___ TASK INPUTS ___
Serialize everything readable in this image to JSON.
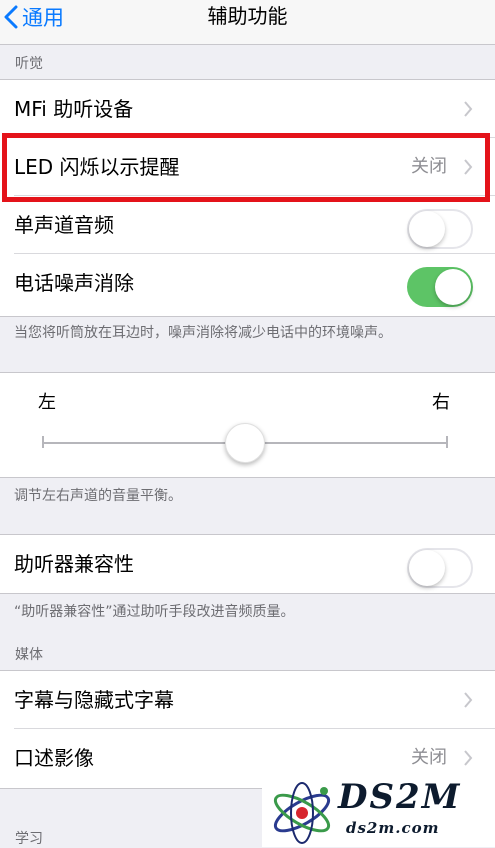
{
  "nav": {
    "back_label": "通用",
    "title": "辅助功能"
  },
  "sections": {
    "hearing_header": "听觉",
    "media_header": "媒体",
    "learning_header": "学习"
  },
  "hearing": {
    "mfi": {
      "label": "MFi 助听设备"
    },
    "led": {
      "label": "LED 闪烁以示提醒",
      "value": "关闭"
    },
    "mono": {
      "label": "单声道音频",
      "on": false
    },
    "noise": {
      "label": "电话噪声消除",
      "on": true
    },
    "noise_footer": "当您将听筒放在耳边时，噪声消除将减少电话中的环境噪声。"
  },
  "balance": {
    "left": "左",
    "right": "右",
    "level": 0.5,
    "footer": "调节左右声道的音量平衡。"
  },
  "hac": {
    "label": "助听器兼容性",
    "on": false,
    "footer": "“助听器兼容性”通过助听手段改进音频质量。"
  },
  "media": {
    "captions": {
      "label": "字幕与隐藏式字幕"
    },
    "audio_desc": {
      "label": "口述影像",
      "value": "关闭"
    }
  },
  "watermark": {
    "big": "DS2M",
    "small": "ds2m.com"
  },
  "colors": {
    "accent": "#0a7aff",
    "toggle_on": "#5dc466",
    "highlight": "#e4131a",
    "background": "#efeff4"
  }
}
___
● **TASK TO CARRY OUT**: Replicate the material above verbatim; images stay out of the copy.

● **RESPONSE TO THIS TASK**:
Serialize everything readable in this image to JSON.
{
  "nav": {
    "back_label": "通用",
    "title": "辅助功能"
  },
  "sections": {
    "hearing_header": "听觉",
    "media_header": "媒体",
    "learning_header": "学习"
  },
  "hearing": {
    "mfi": {
      "label": "MFi 助听设备"
    },
    "led": {
      "label": "LED 闪烁以示提醒",
      "value": "关闭"
    },
    "mono": {
      "label": "单声道音频",
      "on": false
    },
    "noise": {
      "label": "电话噪声消除",
      "on": true
    },
    "noise_footer": "当您将听筒放在耳边时，噪声消除将减少电话中的环境噪声。"
  },
  "balance": {
    "left": "左",
    "right": "右",
    "level": 0.5,
    "footer": "调节左右声道的音量平衡。"
  },
  "hac": {
    "label": "助听器兼容性",
    "on": false,
    "footer": "“助听器兼容性”通过助听手段改进音频质量。"
  },
  "media": {
    "captions": {
      "label": "字幕与隐藏式字幕"
    },
    "audio_desc": {
      "label": "口述影像",
      "value": "关闭"
    }
  },
  "watermark": {
    "big": "DS2M",
    "small": "ds2m.com"
  },
  "colors": {
    "accent": "#0a7aff",
    "toggle_on": "#5dc466",
    "highlight": "#e4131a",
    "background": "#efeff4"
  }
}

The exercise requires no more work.